INFORMATION GIVEN:
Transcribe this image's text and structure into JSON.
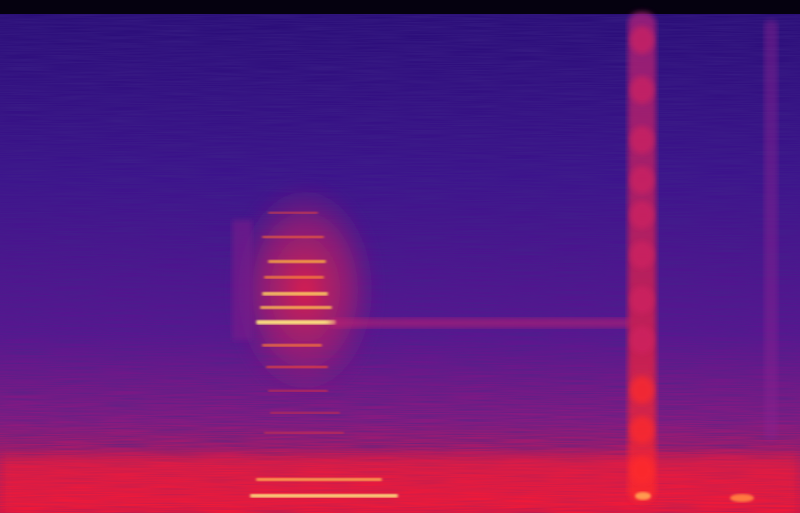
{
  "image": {
    "kind": "spectrogram",
    "colormap": [
      "#000004",
      "#1b0c41",
      "#3b0f70",
      "#57157e",
      "#8c2981",
      "#b73779",
      "#de4968",
      "#f7705c",
      "#fe9f6d",
      "#fecf92",
      "#fcfdbf"
    ],
    "background_color": "#3a1590",
    "noise_color": "#2a0c6e",
    "hot_color": "#ff2a2a",
    "peak_color": "#ffe680",
    "features": [
      "broadband-vertical-streak",
      "harmonic-stack",
      "low-frequency-energy-band",
      "faint-vertical-streak"
    ]
  }
}
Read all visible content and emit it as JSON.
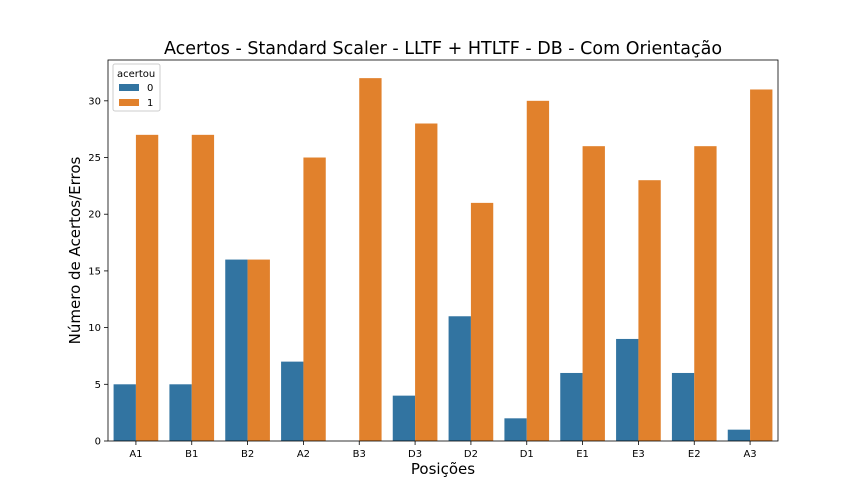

SHORT PROBLEM: Take the data above and repeat it exactly, leaving each picture out.

RESPONSE TO THE EXERCISE:
Transcribe this image's text and structure into JSON.
{
  "image": {
    "kind": "spectrogram",
    "colormap": [
      "#000004",
      "#1b0c41",
      "#3b0f70",
      "#57157e",
      "#8c2981",
      "#b73779",
      "#de4968",
      "#f7705c",
      "#fe9f6d",
      "#fecf92",
      "#fcfdbf"
    ],
    "background_color": "#3a1590",
    "noise_color": "#2a0c6e",
    "hot_color": "#ff2a2a",
    "peak_color": "#ffe680",
    "features": [
      "broadband-vertical-streak",
      "harmonic-stack",
      "low-frequency-energy-band",
      "faint-vertical-streak"
    ]
  }
}
Read all visible content and emit it as JSON.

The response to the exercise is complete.